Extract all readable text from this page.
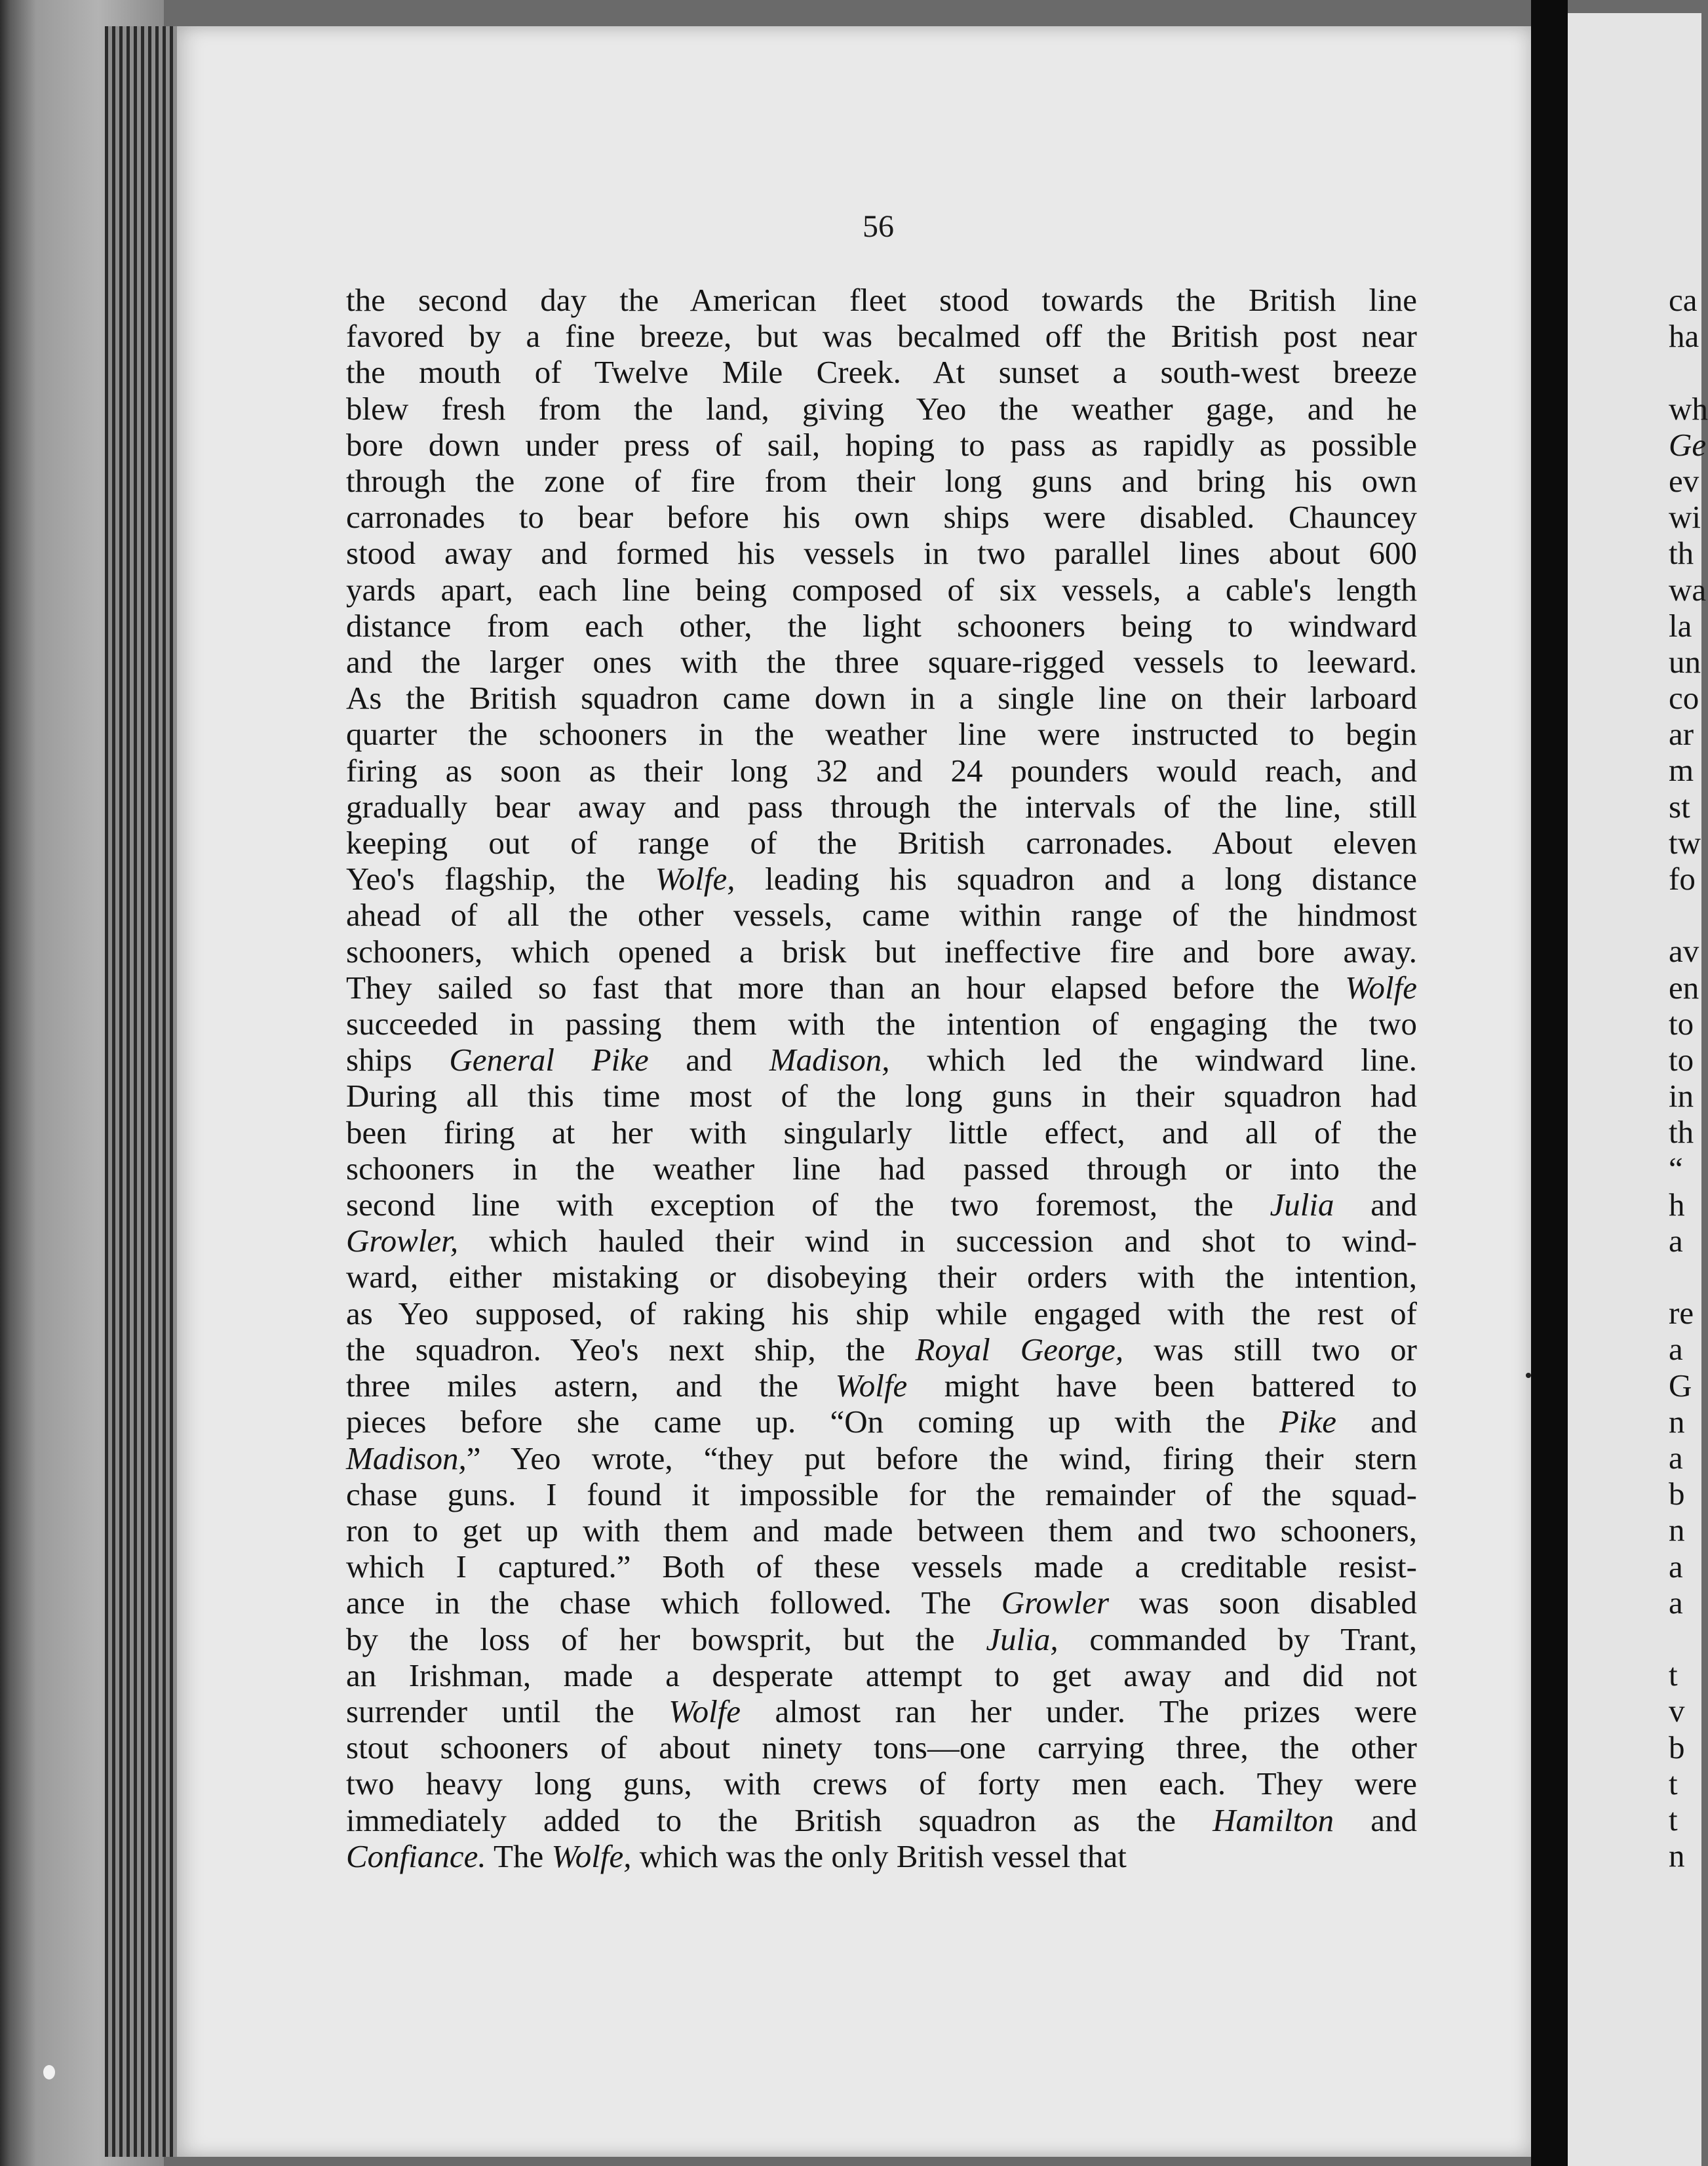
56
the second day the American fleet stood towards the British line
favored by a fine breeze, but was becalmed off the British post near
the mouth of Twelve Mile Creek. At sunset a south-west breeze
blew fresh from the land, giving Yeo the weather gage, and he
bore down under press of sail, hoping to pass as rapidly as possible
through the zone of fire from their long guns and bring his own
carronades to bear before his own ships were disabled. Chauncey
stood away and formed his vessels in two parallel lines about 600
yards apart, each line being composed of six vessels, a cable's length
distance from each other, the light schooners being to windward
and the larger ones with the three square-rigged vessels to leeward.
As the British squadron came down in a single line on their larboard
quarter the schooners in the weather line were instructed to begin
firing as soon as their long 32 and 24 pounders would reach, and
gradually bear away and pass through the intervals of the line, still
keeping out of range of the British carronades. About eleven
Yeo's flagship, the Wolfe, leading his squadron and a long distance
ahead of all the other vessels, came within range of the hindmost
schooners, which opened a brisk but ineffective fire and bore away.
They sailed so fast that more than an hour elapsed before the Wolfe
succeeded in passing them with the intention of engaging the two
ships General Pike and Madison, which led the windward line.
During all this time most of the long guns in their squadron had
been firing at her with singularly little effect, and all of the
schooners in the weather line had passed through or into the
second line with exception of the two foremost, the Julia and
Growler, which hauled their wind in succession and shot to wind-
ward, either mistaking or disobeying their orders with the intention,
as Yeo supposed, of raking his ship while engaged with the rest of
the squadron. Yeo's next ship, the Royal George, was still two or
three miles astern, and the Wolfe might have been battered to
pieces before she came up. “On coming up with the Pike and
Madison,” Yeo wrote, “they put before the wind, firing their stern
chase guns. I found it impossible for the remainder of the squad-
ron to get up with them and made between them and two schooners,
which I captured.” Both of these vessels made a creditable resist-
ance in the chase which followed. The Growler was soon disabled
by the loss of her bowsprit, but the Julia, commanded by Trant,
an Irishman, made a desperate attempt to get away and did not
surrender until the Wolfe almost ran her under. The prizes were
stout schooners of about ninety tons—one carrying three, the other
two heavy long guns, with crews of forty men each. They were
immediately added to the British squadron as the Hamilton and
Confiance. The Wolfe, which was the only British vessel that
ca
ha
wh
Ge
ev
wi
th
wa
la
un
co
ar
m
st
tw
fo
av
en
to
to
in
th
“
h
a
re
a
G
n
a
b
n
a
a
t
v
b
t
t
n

—————

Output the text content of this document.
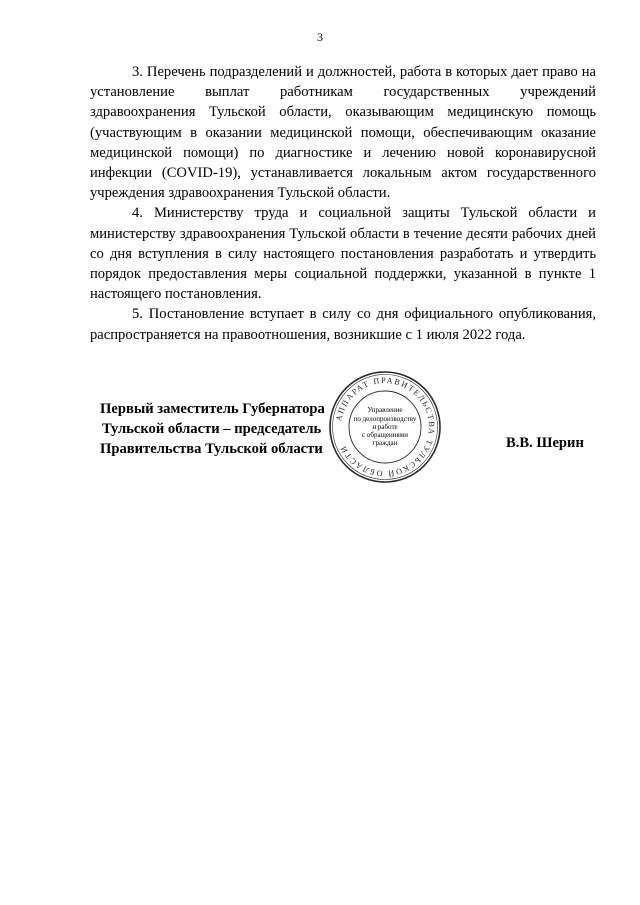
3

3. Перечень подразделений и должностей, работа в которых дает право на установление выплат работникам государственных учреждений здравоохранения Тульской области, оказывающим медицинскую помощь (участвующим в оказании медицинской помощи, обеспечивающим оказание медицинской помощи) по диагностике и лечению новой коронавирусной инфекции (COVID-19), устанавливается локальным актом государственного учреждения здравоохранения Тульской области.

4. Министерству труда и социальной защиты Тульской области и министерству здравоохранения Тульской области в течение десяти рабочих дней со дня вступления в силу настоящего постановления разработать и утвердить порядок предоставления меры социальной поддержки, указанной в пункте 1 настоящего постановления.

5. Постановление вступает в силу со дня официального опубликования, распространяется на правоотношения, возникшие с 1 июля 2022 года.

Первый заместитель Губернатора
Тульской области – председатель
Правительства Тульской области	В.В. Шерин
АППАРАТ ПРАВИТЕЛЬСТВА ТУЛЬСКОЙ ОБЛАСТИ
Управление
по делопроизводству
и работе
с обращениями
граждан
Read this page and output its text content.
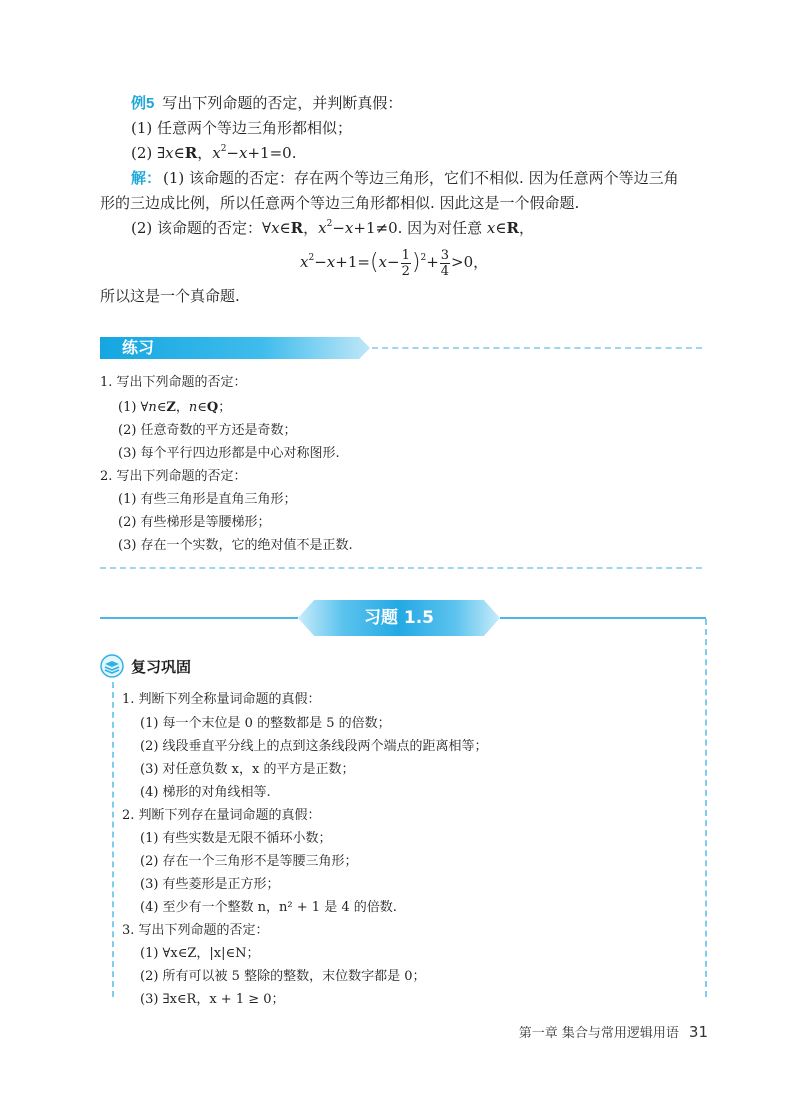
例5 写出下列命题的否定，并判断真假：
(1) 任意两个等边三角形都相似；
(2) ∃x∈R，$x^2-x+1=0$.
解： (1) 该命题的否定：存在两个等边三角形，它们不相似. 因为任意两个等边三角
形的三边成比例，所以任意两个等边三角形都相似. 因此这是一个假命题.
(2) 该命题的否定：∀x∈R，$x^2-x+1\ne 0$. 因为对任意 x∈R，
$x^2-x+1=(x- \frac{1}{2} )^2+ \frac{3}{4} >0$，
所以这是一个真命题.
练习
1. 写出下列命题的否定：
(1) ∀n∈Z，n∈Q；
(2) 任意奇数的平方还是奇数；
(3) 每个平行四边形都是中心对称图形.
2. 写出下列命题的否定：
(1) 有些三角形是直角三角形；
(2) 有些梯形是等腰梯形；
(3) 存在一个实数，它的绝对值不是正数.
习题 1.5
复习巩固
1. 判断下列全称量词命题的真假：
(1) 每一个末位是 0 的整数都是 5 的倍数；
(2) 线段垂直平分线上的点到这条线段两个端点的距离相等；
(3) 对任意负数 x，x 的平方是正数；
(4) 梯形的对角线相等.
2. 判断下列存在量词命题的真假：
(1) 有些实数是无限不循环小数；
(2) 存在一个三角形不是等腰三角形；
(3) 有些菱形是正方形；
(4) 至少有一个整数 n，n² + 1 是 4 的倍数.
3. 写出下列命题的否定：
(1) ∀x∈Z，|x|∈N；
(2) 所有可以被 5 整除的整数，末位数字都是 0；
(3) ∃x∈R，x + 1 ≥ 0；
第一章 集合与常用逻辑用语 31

—————

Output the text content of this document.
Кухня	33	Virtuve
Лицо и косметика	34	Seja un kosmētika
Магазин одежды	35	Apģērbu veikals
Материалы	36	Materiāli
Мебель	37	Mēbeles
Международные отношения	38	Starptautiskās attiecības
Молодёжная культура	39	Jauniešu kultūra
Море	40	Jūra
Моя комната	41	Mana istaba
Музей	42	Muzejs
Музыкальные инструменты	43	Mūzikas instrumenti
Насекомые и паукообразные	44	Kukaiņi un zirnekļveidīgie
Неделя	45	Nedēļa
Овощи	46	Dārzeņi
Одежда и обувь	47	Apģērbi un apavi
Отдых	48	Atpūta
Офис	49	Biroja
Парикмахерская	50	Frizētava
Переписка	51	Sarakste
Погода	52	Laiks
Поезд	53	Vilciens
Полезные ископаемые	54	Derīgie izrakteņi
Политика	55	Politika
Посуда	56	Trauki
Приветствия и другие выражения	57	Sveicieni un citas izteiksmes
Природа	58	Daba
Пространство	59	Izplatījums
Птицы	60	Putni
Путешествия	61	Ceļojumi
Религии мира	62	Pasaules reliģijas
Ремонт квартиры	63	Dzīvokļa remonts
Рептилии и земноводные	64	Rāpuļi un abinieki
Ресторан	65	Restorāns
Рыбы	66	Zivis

—————

Short exercise - Of the lines above, how many hold the word "Julia"? Say the number alone.

Solved exercise - 2